From the listing below, pull out every line where the string "полимерное" appears.
= = = =
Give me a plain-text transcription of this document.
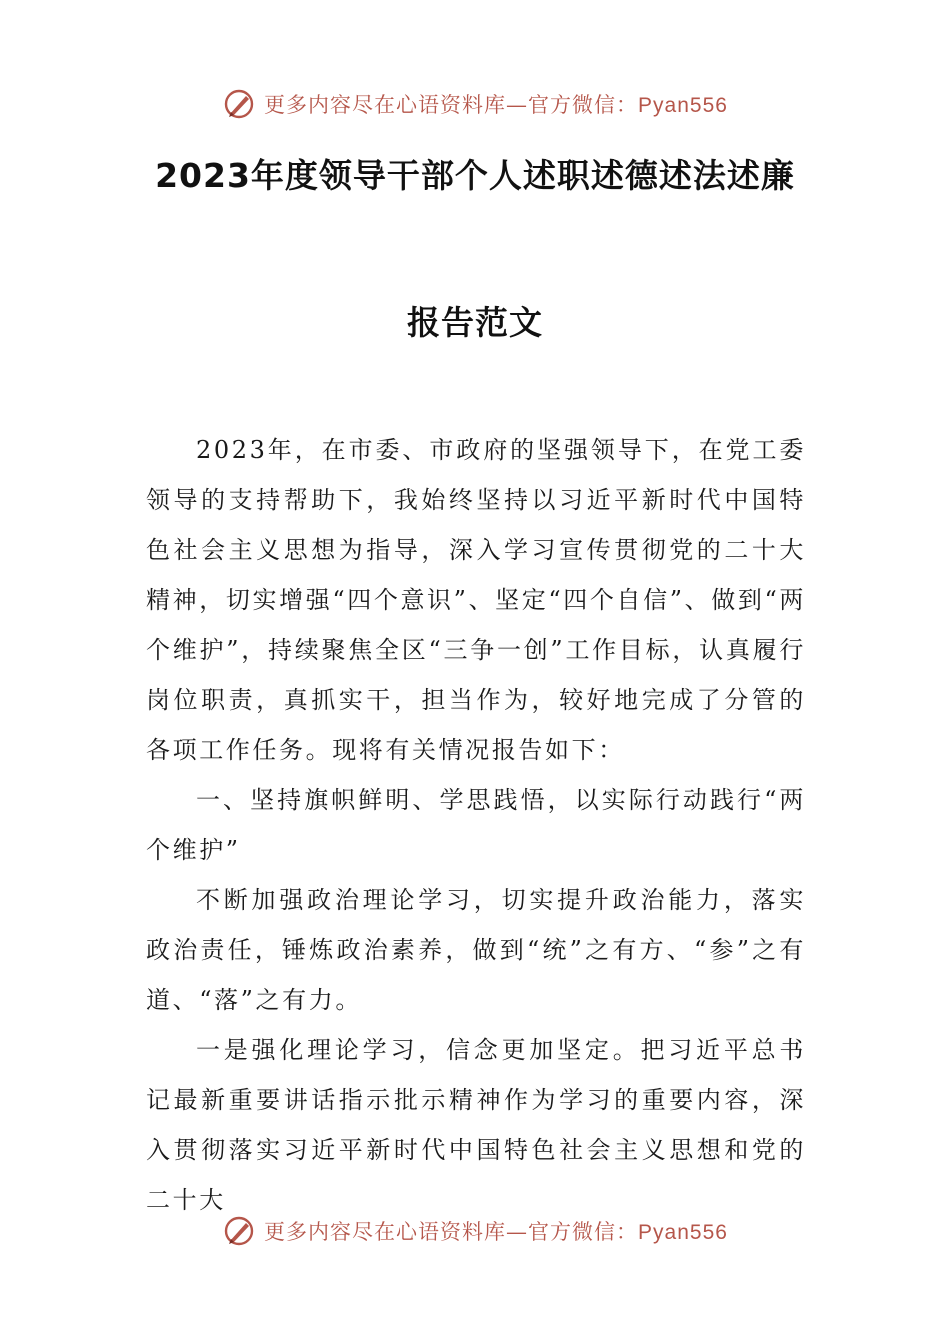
更多内容尽在心语资料库—官方微信：Pyan556
2023年度领导干部个人述职述德述法述廉
报告范文

2023年，在市委、市政府的坚强领导下，在党工委领导的支持帮助下，我始终坚持以习近平新时代中国特色社会主义思想为指导，深入学习宣传贯彻党的二十大精神，切实增强“四个意识”、坚定“四个自信”、做到“两个维护”，持续聚焦全区“三争一创”工作目标，认真履行岗位职责，真抓实干，担当作为，较好地完成了分管的各项工作任务。现将有关情况报告如下：

一、坚持旗帜鲜明、学思践悟，以实际行动践行“两个维护”

不断加强政治理论学习，切实提升政治能力，落实政治责任，锤炼政治素养，做到“统”之有方、“参”之有道、“落”之有力。

一是强化理论学习，信念更加坚定。把习近平总书记最新重要讲话指示批示精神作为学习的重要内容，深入贯彻落实习近平新时代中国特色社会主义思想和党的二十大

更多内容尽在心语资料库—官方微信：Pyan556
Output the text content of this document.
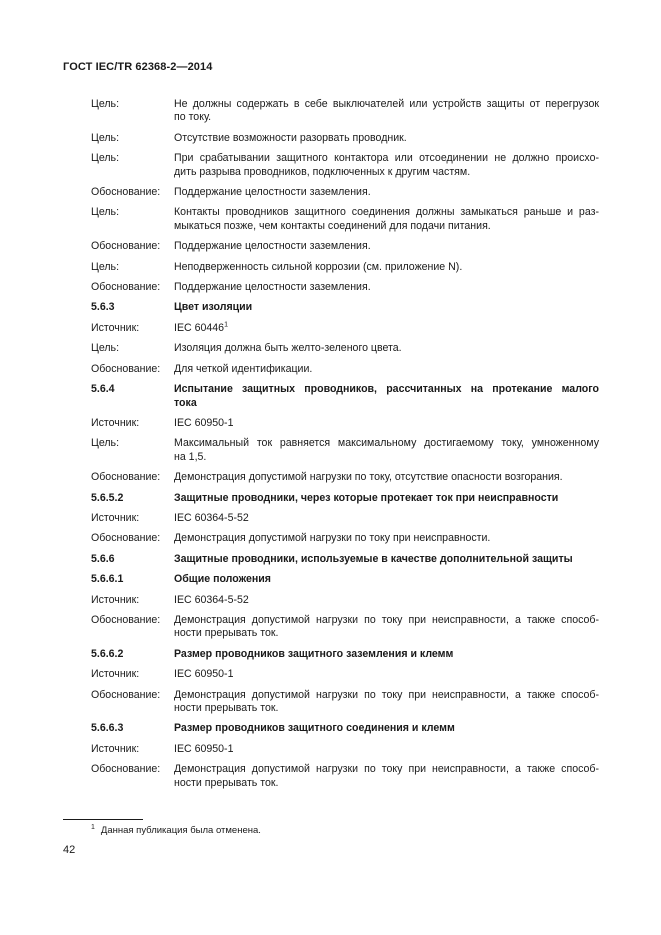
ГОСТ IEC/TR 62368-2—2014
Цель:	Не должны содержать в себе выключателей или устройств защиты от перегрузок
по току.
Цель:	Отсутствие возможности разорвать проводник.
Цель:	При срабатывании защитного контактора или отсоединении не должно происхо-
дить разрыва проводников, подключенных к другим частям.
Обоснование: Поддержание целостности заземления.
Цель:	Контакты проводников защитного соединения должны замыкаться раньше и раз-
мыкаться позже, чем контакты соединений для подачи питания.
Обоснование: Поддержание целостности заземления.
Цель:	Неподверженность сильной коррозии (см. приложение N).
Обоснование: Поддержание целостности заземления.
5.6.3	Цвет изоляции
Источник:	IEC 60446$^1$
Цель:	Изоляция должна быть желто-зеленого цвета.
Обоснование: Для четкой идентификации.
5.6.4	Испытание защитных проводников, рассчитанных на протекание малого
тока
Источник:	IEC 60950-1
Цель:	Максимальный ток равняется максимальному достигаемому току, умноженному
на 1,5.
Обоснование: Демонстрация допустимой нагрузки по току, отсутствие опасности возгорания.
5.6.5.2	Защитные проводники, через которые протекает ток при неисправности
Источник:	IEC 60364-5-52
Обоснование: Демонстрация допустимой нагрузки по току при неисправности.
5.6.6	Защитные проводники, используемые в качестве дополнительной защиты
5.6.6.1	Общие положения
Источник:	IEC 60364-5-52
Обоснование: Демонстрация допустимой нагрузки по току при неисправности, а также способ-
ности прерывать ток.
5.6.6.2	Размер проводников защитного заземления и клемм
Источник:	IEC 60950-1
Обоснование: Демонстрация допустимой нагрузки по току при неисправности, а также способ-
ности прерывать ток.
5.6.6.3	Размер проводников защитного соединения и клемм
Источник:	IEC 60950-1
Обоснование: Демонстрация допустимой нагрузки по току при неисправности, а также способ-
ности прерывать ток.
$^1$ Данная публикация была отменена.
42
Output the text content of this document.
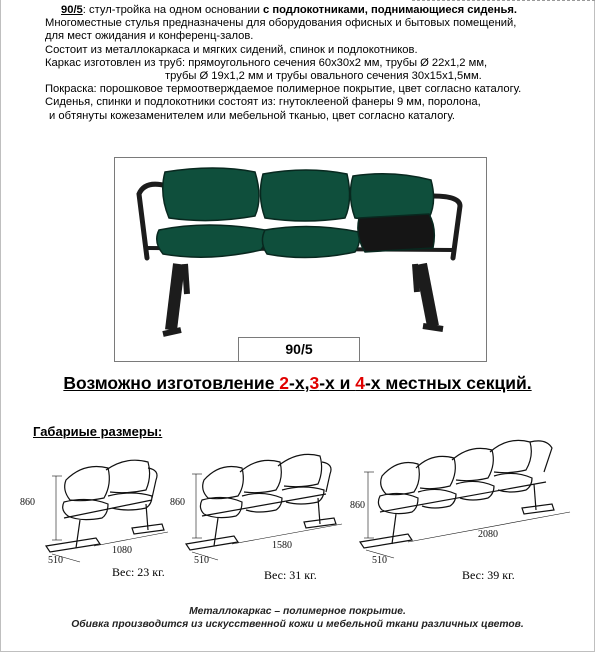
90/5: стул-тройка на одном основании с подлокотниками, поднимающиеся сиденья.
Многоместные стулья предназначены для оборудования офисных и бытовых помещений,
для мест ожидания и конференц-залов.
Состоит из металлокаркаса и мягких сидений, спинок и подлокотников.
Каркас изготовлен из труб: прямоугольного сечения 60х30х2 мм, трубы Ø 22х1,2 мм,
трубы Ø 19х1,2 мм и трубы овального сечения 30х15х1,5мм.
Покраска: порошковое термоотверждаемое полимерное покрытие, цвет согласно каталогу.
Сиденья, спинки и подлокотники состоят из: гнутоклееной фанеры 9 мм, поролона,
и обтянуты кожезаменителем или мебельной тканью, цвет согласно каталогу.
90/5
Возможно изготовление 2-х,3-х и 4-х местных секций.
Габариые размеры:
860
510
1080
Вес: 23 кг.
860
510
1580
Вес: 31 кг.
860
510
2080
Вес: 39 кг.
Металлокаркас – полимерное покрытие.
Обивка производится из искусственной кожи и мебельной ткани различных цветов.
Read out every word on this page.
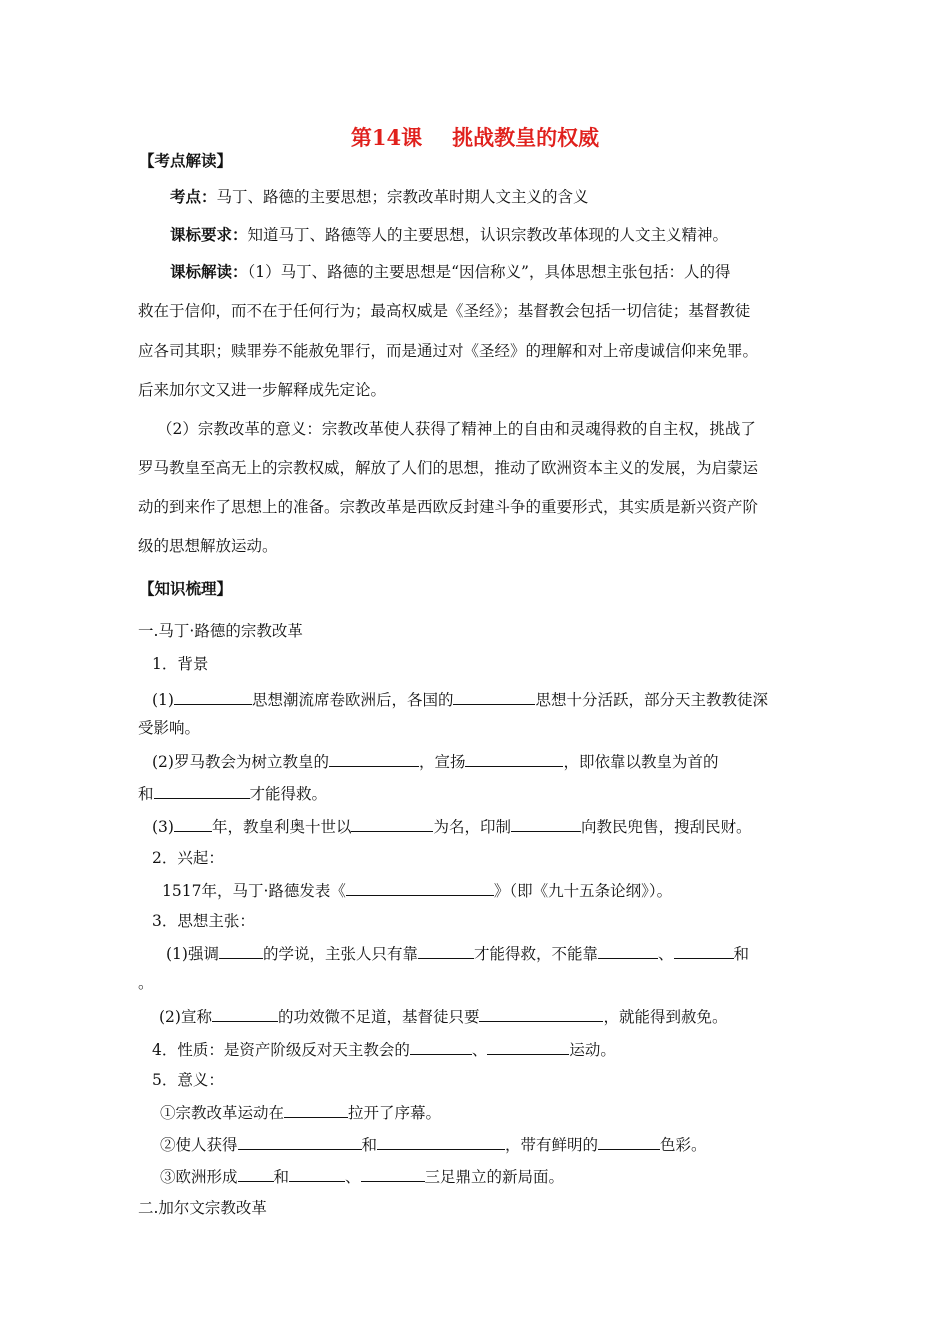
第14课 挑战教皇的权威
【考点解读】
考点：马丁、路德的主要思想；宗教改革时期人文主义的含义
课标要求：知道马丁、路德等人的主要思想，认识宗教改革体现的人文主义精神。
课标解读：（1）马丁、路德的主要思想是“因信称义”，具体思想主张包括：人的得
救在于信仰，而不在于任何行为；最高权威是《圣经》；基督教会包括一切信徒；基督教徒
应各司其职；赎罪券不能赦免罪行，而是通过对《圣经》的理解和对上帝虔诚信仰来免罪。
后来加尔文又进一步解释成先定论。
（2）宗教改革的意义：宗教改革使人获得了精神上的自由和灵魂得救的自主权，挑战了
罗马教皇至高无上的宗教权威，解放了人们的思想，推动了欧洲资本主义的发展，为启蒙运
动的到来作了思想上的准备。宗教改革是西欧反封建斗争的重要形式，其实质是新兴资产阶
级的思想解放运动。
【知识梳理】
一.马丁·路德的宗教改革
1．背景
(1)	思想潮流席卷欧洲后，各国的	思想十分活跃，部分天主教教徒深
受影响。
(2)罗马教会为树立教皇的	，宣扬	，即依靠以教皇为首的
和	才能得救。
(3) 年，教皇利奥十世以	为名，印制	向教民兜售，搜刮民财。
2．兴起：
1517年，马丁·路德发表《	》（即《九十五条论纲》）。
3．思想主张：
(1)强调	的学说，主张人只有靠	才能得救，不能靠	、	和
。
(2)宣称	的功效微不足道，基督徒只要	，就能得到赦免。
4．性质：是资产阶级反对天主教会的	、	运动。
5．意义：
①宗教改革运动在	拉开了序幕。
②使人获得	和	，带有鲜明的	色彩。
③欧洲形成 和	、	三足鼎立的新局面。
二.加尔文宗教改革
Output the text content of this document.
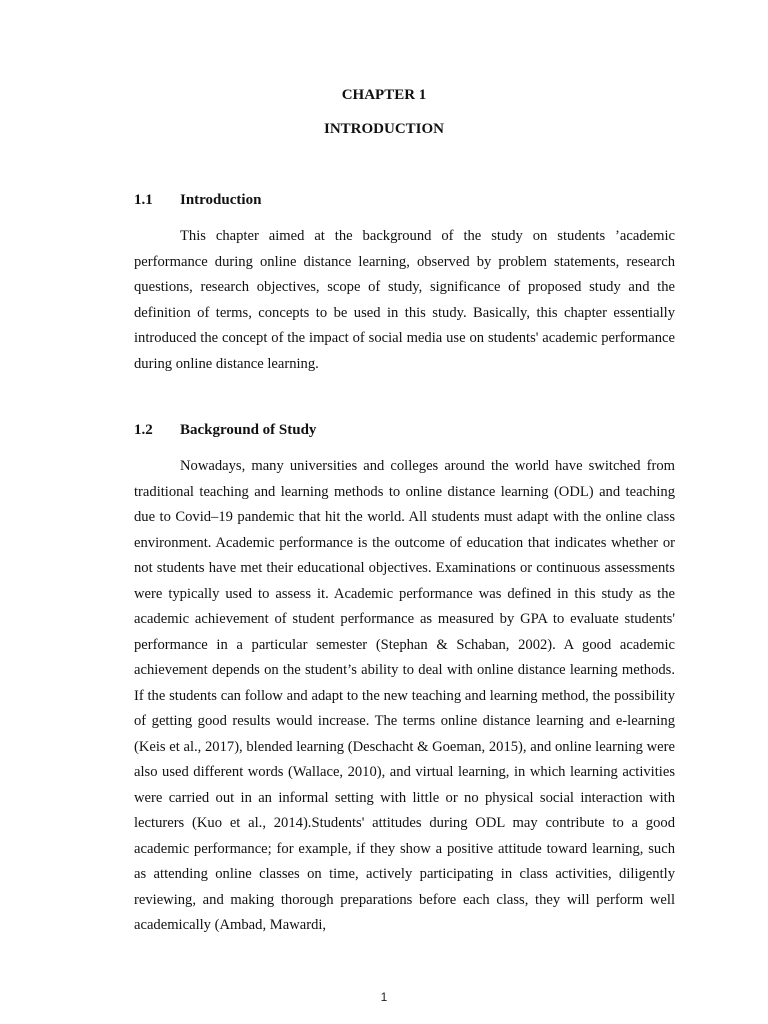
CHAPTER 1
INTRODUCTION
1.1 Introduction

This chapter aimed at the background of the study on students ’academic performance during online distance learning, observed by problem statements, research questions, research objectives, scope of study, significance of proposed study and the definition of terms, concepts to be used in this study. Basically, this chapter essentially introduced the concept of the impact of social media use on students' academic performance during online distance learning.

1.2 Background of Study

Nowadays, many universities and colleges around the world have switched from traditional teaching and learning methods to online distance learning (ODL) and teaching due to Covid–19 pandemic that hit the world. All students must adapt with the online class environment. Academic performance is the outcome of education that indicates whether or not students have met their educational objectives. Examinations or continuous assessments were typically used to assess it. Academic performance was defined in this study as the academic achievement of student performance as measured by GPA to evaluate students' performance in a particular semester (Stephan & Schaban, 2002). A good academic achievement depends on the student’s ability to deal with online distance learning methods. If the students can follow and adapt to the new teaching and learning method, the possibility of getting good results would increase. The terms online distance learning and e-learning (Keis et al., 2017), blended learning (Deschacht & Goeman, 2015), and online learning were also used different words (Wallace, 2010), and virtual learning, in which learning activities were carried out in an informal setting with little or no physical social interaction with lecturers (Kuo et al., 2014).Students' attitudes during ODL may contribute to a good academic performance; for example, if they show a positive attitude toward learning, such as attending online classes on time, actively participating in class activities, diligently reviewing, and making thorough preparations before each class, they will perform well academically (Ambad, Mawardi,

1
= = = =
- **THE COMPLETED TASK**:
Покраска: порошковое термоотверждаемое полимерное покрытие, цвет согласно каталогу.
Металлокаркас – полимерное покрытие.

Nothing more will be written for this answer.